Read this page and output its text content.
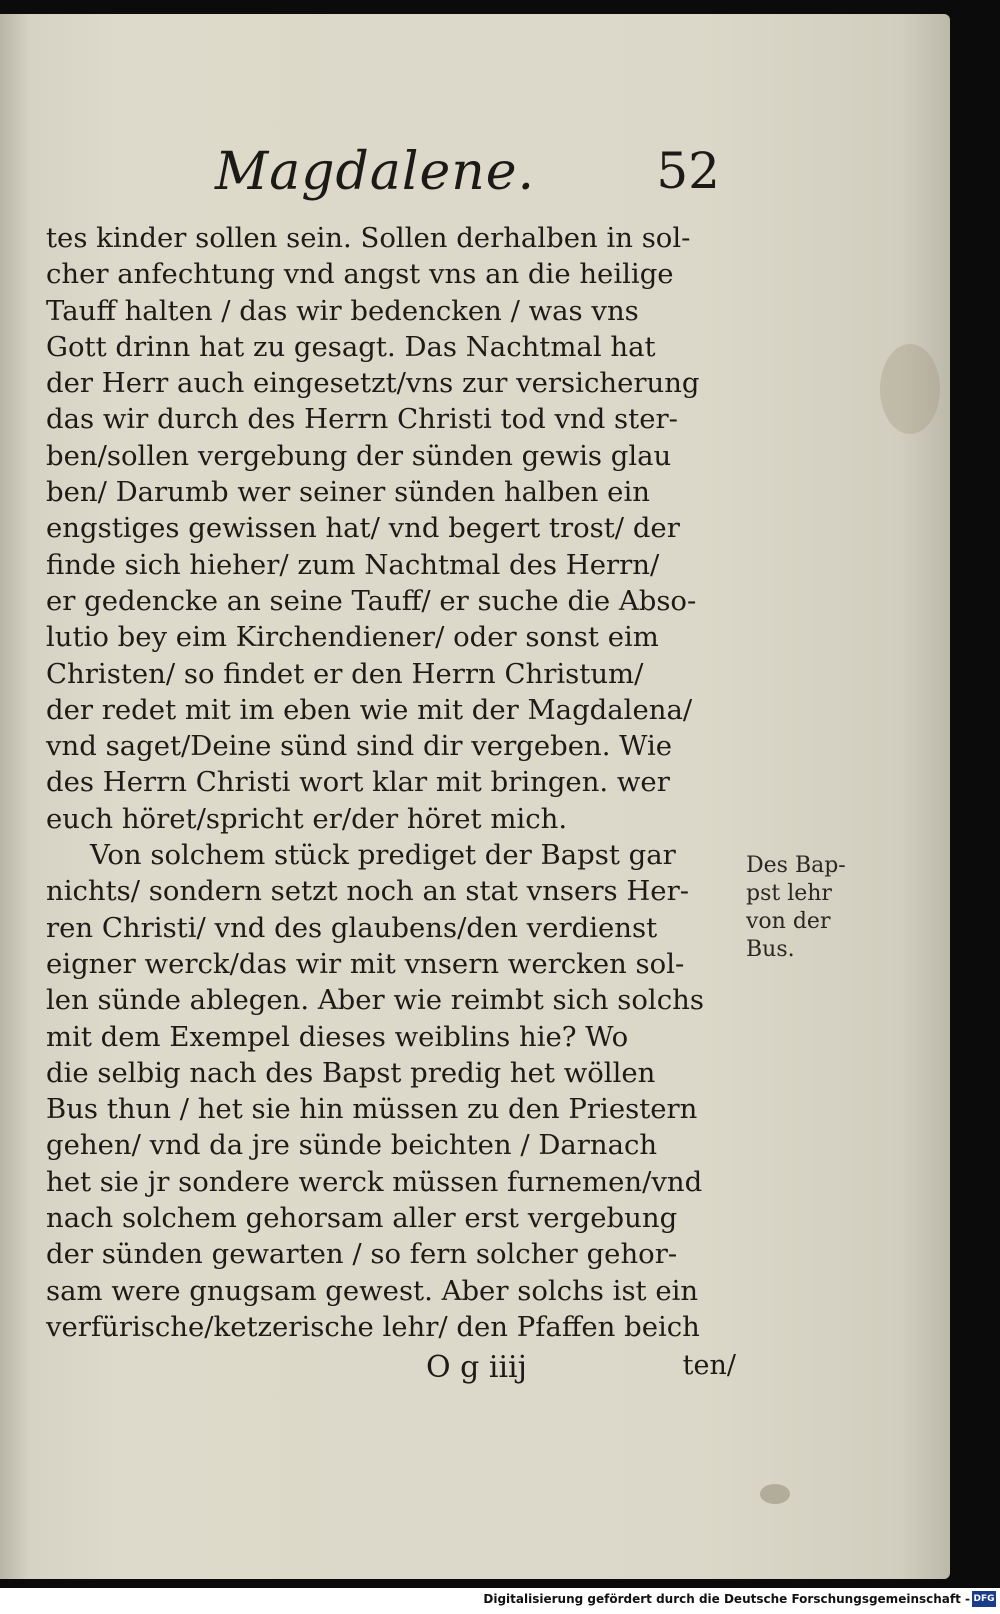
Magdalene. 52
tes kinder sollen sein. Sollen derhalben in sol-
cher anfechtung vnd angst vns an die heilige
Tauff halten / das wir bedencken / was vns
Gott drinn hat zu gesagt. Das Nachtmal hat
der Herr auch eingesetzt/vns zur versicherung
das wir durch des Herrn Christi tod vnd ster-
ben/sollen vergebung der sünden gewis glau
ben/ Darumb wer seiner sünden halben ein
engstiges gewissen hat/ vnd begert trost/ der
finde sich hieher/ zum Nachtmal des Herrn/
er gedencke an seine Tauff/ er suche die Abso-
lutio bey eim Kirchendiener/ oder sonst eim
Christen/ so findet er den Herrn Christum/
der redet mit im eben wie mit der Magdalena/
vnd saget/Deine sünd sind dir vergeben. Wie
des Herrn Christi wort klar mit bringen. wer
euch höret/spricht er/der höret mich.
Von solchem stück prediget der Bapst gar
nichts/ sondern setzt noch an stat vnsers Her-
ren Christi/ vnd des glaubens/den verdienst
eigner werck/das wir mit vnsern wercken sol-
len sünde ablegen. Aber wie reimbt sich solchs
mit dem Exempel dieses weiblins hie? Wo
die selbig nach des Bapst predig het wöllen
Bus thun / het sie hin müssen zu den Priestern
gehen/ vnd da jre sünde beichten / Darnach
het sie jr sondere werck müssen furnemen/vnd
nach solchem gehorsam aller erst vergebung
der sünden gewarten / so fern solcher gehor-
sam were gnugsam gewest. Aber solchs ist ein
verfürische/ketzerische lehr/ den Pfaffen beich
Des Bap-
pst lehr
von der
Bus.
O g iiij	ten/
Digitalisierung gefördert durch die Deutsche Forschungsgemeinschaft - DFG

::::

_Set exercise:_
Repeat all of the data above word for word, minus the pictures.

_Task output:_
Read this page and output its text content.
Magdalene. 52
tes kinder sollen sein. Sollen derhalben in sol-
cher anfechtung vnd angst vns an die heilige
Tauff halten / das wir bedencken / was vns
Gott drinn hat zu gesagt. Das Nachtmal hat
der Herr auch eingesetzt/vns zur versicherung
das wir durch des Herrn Christi tod vnd ster-
ben/sollen vergebung der sünden gewis glau
ben/ Darumb wer seiner sünden halben ein
engstiges gewissen hat/ vnd begert trost/ der
finde sich hieher/ zum Nachtmal des Herrn/
er gedencke an seine Tauff/ er suche die Abso-
lutio bey eim Kirchendiener/ oder sonst eim
Christen/ so findet er den Herrn Christum/
der redet mit im eben wie mit der Magdalena/
vnd saget/Deine sünd sind dir vergeben. Wie
des Herrn Christi wort klar mit bringen. wer
euch höret/spricht er/der höret mich.
Von solchem stück prediget der Bapst gar
nichts/ sondern setzt noch an stat vnsers Her-
ren Christi/ vnd des glaubens/den verdienst
eigner werck/das wir mit vnsern wercken sol-
len sünde ablegen. Aber wie reimbt sich solchs
mit dem Exempel dieses weiblins hie? Wo
die selbig nach des Bapst predig het wöllen
Bus thun / het sie hin müssen zu den Priestern
gehen/ vnd da jre sünde beichten / Darnach
het sie jr sondere werck müssen furnemen/vnd
nach solchem gehorsam aller erst vergebung
der sünden gewarten / so fern solcher gehor-
sam were gnugsam gewest. Aber solchs ist ein
verfürische/ketzerische lehr/ den Pfaffen beich
Des Bap-
pst lehr
von der
Bus.
O g iiij	ten/
Digitalisierung gefördert durch die Deutsche Forschungsgemeinschaft - DFG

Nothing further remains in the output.